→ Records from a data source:
---*---

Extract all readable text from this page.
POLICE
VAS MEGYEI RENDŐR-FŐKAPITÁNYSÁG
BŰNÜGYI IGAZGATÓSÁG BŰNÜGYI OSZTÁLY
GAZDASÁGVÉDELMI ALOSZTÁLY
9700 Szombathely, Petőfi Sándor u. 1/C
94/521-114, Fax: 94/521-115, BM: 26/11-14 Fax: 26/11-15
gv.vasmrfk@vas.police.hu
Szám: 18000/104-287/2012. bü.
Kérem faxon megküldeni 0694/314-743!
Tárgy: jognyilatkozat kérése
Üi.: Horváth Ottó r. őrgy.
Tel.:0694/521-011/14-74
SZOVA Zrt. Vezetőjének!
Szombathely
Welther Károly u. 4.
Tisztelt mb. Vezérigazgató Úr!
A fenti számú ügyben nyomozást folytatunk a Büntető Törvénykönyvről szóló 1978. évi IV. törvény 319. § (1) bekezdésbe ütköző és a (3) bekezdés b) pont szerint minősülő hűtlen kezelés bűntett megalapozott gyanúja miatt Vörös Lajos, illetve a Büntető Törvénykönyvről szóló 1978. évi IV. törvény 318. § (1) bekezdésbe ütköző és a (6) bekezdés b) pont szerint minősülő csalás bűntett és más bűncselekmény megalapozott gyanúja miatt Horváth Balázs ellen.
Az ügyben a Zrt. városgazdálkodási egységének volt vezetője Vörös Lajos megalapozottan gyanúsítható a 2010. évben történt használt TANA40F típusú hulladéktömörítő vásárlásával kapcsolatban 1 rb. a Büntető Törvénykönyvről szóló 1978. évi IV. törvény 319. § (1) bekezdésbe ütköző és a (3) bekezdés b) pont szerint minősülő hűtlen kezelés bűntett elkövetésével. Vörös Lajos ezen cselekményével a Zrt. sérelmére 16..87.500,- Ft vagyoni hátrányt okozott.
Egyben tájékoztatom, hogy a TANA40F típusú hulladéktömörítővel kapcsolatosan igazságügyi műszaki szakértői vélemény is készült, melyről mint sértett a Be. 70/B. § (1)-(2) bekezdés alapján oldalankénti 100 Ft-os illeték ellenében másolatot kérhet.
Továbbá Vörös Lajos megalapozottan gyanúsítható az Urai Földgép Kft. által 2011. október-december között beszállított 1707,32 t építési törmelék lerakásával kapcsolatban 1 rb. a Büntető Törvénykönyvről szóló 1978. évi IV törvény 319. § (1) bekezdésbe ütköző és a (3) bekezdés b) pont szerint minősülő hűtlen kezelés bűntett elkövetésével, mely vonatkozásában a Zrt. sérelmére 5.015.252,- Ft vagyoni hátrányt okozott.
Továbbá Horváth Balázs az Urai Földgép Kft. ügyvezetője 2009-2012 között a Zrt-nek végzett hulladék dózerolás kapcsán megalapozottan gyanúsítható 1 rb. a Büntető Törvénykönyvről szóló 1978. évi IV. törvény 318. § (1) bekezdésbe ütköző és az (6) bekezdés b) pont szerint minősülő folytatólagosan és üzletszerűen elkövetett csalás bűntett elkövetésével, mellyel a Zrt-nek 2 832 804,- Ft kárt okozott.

---*---

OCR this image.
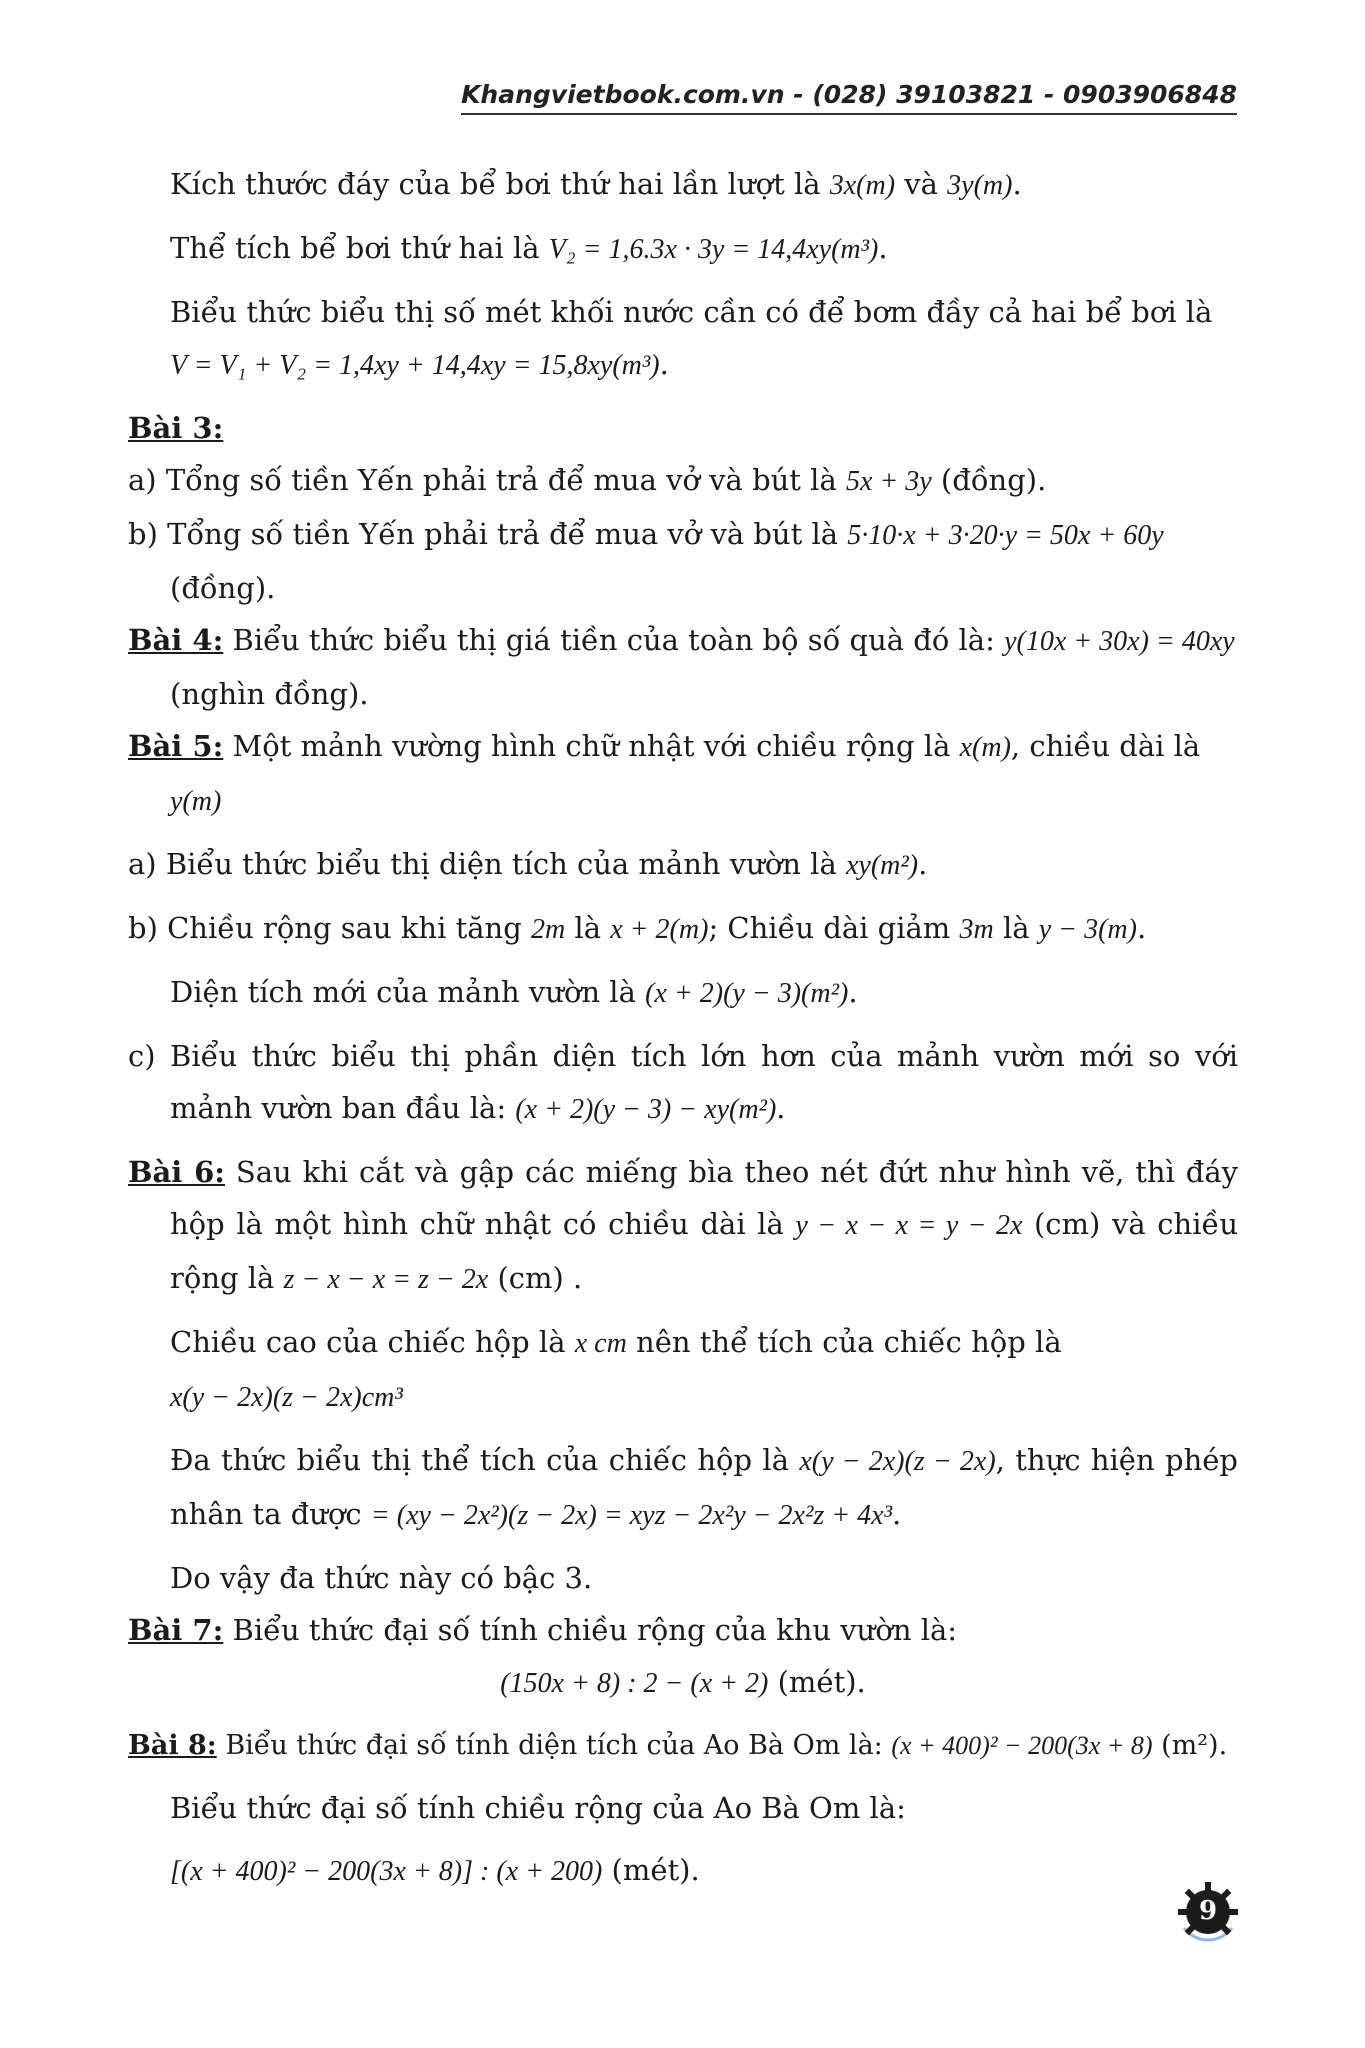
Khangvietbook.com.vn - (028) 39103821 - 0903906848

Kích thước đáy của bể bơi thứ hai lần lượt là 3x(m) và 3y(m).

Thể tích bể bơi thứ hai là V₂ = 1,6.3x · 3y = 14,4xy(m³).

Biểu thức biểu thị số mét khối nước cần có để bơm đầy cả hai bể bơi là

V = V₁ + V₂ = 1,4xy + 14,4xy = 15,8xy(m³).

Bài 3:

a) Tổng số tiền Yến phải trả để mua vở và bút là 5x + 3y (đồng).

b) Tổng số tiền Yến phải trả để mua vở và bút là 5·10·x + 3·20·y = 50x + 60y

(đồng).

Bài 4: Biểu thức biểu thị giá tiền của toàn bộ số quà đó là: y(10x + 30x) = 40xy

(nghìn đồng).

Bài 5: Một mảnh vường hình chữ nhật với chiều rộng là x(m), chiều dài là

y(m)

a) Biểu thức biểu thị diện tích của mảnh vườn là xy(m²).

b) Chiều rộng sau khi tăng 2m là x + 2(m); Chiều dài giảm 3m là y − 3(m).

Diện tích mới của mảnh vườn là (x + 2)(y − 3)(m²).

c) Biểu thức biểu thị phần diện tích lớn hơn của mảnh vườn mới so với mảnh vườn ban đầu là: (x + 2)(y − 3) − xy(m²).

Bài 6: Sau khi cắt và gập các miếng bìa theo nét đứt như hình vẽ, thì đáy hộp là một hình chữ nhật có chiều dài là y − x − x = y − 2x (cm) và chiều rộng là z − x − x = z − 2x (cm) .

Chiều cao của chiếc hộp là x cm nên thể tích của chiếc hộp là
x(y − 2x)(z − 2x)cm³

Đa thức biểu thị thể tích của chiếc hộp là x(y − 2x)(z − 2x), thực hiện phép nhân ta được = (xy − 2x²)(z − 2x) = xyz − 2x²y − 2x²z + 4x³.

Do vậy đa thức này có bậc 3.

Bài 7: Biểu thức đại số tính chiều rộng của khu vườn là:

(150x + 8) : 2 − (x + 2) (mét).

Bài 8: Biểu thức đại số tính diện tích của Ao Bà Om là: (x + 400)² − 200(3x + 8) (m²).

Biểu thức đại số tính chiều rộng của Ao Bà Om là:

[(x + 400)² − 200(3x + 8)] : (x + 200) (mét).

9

---*---

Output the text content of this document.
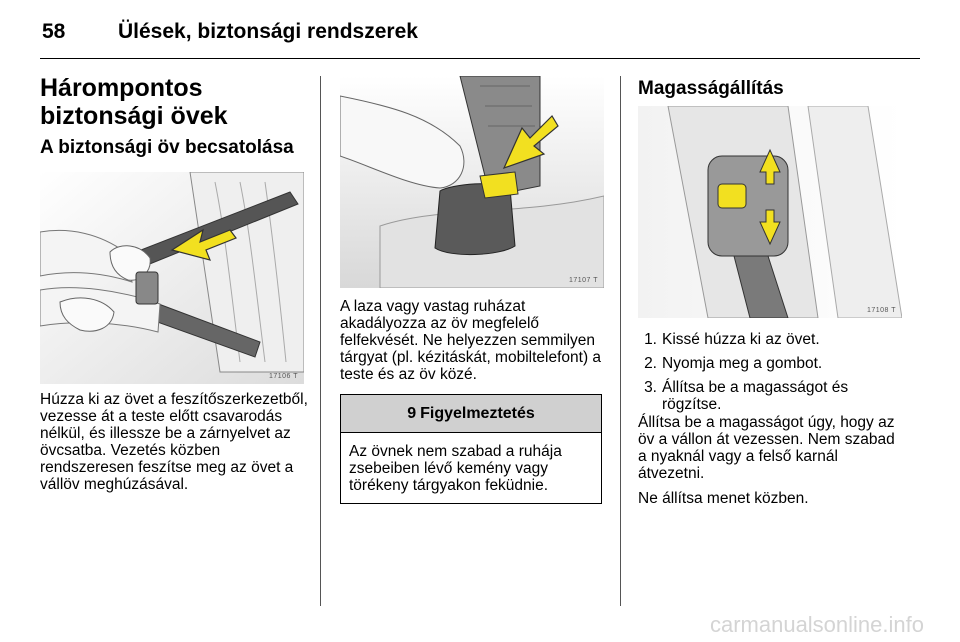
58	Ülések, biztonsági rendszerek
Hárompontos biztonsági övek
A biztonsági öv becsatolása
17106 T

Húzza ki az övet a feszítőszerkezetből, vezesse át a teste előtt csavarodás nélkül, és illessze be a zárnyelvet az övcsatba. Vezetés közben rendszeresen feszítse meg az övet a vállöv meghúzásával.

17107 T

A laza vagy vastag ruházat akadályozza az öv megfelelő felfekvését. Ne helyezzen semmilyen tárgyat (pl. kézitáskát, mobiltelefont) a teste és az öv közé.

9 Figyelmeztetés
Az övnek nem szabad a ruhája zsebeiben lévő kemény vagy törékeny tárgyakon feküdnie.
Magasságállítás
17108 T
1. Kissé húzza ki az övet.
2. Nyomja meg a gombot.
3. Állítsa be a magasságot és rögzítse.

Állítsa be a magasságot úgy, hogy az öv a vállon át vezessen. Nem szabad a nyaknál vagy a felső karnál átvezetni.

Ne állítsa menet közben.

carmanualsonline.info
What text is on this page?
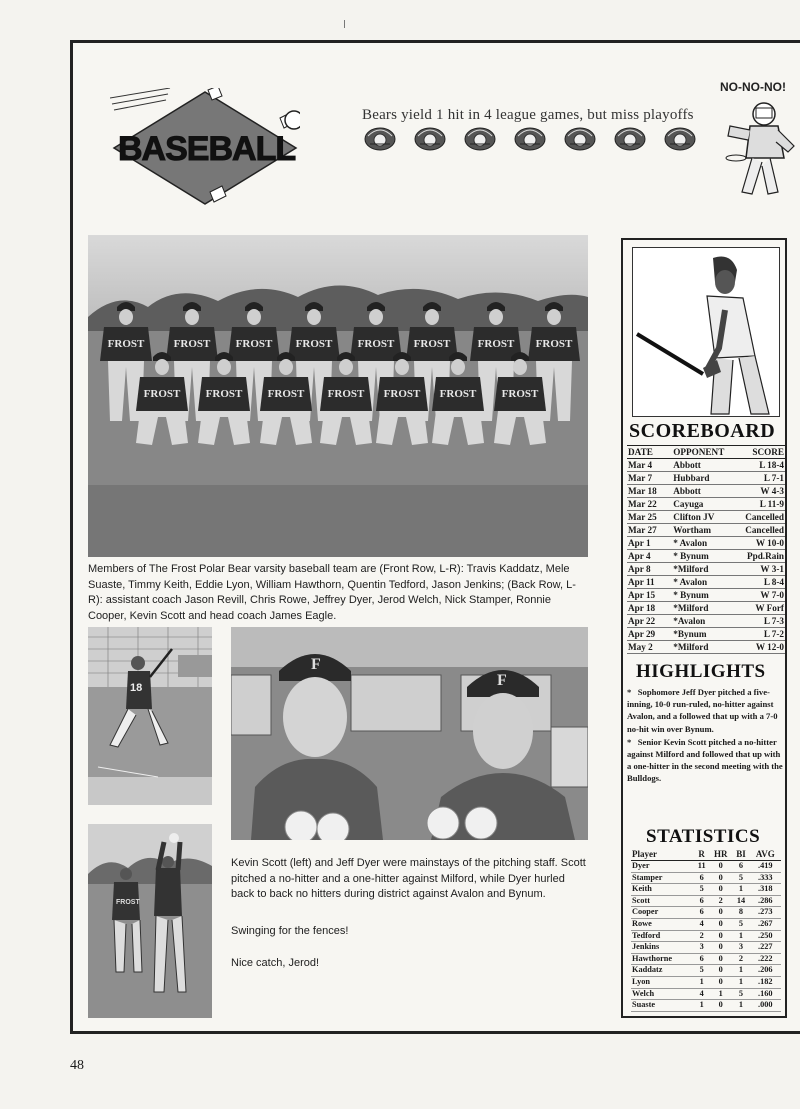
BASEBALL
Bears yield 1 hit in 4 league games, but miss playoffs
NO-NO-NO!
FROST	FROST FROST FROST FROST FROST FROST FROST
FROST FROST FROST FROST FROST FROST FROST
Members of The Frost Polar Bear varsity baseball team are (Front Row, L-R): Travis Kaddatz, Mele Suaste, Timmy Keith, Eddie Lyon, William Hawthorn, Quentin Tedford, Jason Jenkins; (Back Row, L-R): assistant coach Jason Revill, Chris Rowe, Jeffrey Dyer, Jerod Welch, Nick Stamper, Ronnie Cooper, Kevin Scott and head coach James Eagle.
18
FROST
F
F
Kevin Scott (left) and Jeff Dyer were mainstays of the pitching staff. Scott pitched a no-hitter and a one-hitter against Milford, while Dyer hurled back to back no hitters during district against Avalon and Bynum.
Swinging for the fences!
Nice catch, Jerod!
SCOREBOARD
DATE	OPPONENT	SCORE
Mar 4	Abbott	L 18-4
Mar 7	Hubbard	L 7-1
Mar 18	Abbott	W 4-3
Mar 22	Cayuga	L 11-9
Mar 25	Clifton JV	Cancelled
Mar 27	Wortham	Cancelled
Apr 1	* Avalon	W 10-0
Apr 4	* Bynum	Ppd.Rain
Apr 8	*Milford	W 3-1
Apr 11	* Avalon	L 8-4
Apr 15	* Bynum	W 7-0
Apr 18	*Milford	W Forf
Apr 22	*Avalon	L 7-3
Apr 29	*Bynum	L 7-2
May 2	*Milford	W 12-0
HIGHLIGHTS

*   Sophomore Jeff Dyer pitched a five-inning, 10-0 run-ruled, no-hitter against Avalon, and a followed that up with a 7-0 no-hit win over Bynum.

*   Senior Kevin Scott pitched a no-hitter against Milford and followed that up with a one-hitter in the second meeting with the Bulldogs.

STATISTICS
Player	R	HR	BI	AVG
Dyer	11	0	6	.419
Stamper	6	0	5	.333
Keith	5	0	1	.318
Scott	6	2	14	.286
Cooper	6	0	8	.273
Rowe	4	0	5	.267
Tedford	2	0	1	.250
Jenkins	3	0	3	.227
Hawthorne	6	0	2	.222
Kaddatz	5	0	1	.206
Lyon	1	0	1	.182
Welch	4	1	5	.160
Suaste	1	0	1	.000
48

---*---

→ Problem to solve: Copy each line above that contains the string "okozott".

→ Solution to the exercise:
Az ügyben a Zrt. városgazdálkodási egységének volt vezetője Vörös Lajos megalapozottan gyanúsítható a 2010. évben történt használt TANA40F típusú hulladéktömörítő vásárlásával kapcsolatban 1 rb. a Büntető Törvénykönyvről szóló 1978. évi IV. törvény 319. § (1) bekezdésbe ütköző és a (3) bekezdés b) pont szerint minősülő hűtlen kezelés bűntett elkövetésével. Vörös Lajos ezen cselekményével a Zrt. sérelmére 16..87.500,- Ft vagyoni hátrányt okozott.
Továbbá Vörös Lajos megalapozottan gyanúsítható az Urai Földgép Kft. által 2011. október-december között beszállított 1707,32 t építési törmelék lerakásával kapcsolatban 1 rb. a Büntető Törvénykönyvről szóló 1978. évi IV törvény 319. § (1) bekezdésbe ütköző és a (3) bekezdés b) pont szerint minősülő hűtlen kezelés bűntett elkövetésével, mely vonatkozásában a Zrt. sérelmére 5.015.252,- Ft vagyoni hátrányt okozott.
Továbbá Horváth Balázs az Urai Földgép Kft. ügyvezetője 2009-2012 között a Zrt-nek végzett hulladék dózerolás kapcsán megalapozottan gyanúsítható 1 rb. a Büntető Törvénykönyvről szóló 1978. évi IV. törvény 318. § (1) bekezdésbe ütköző és az (6) bekezdés b) pont szerint minősülő folytatólagosan és üzletszerűen elkövetett csalás bűntett elkövetésével, mellyel a Zrt-nek 2 832 804,- Ft kárt okozott.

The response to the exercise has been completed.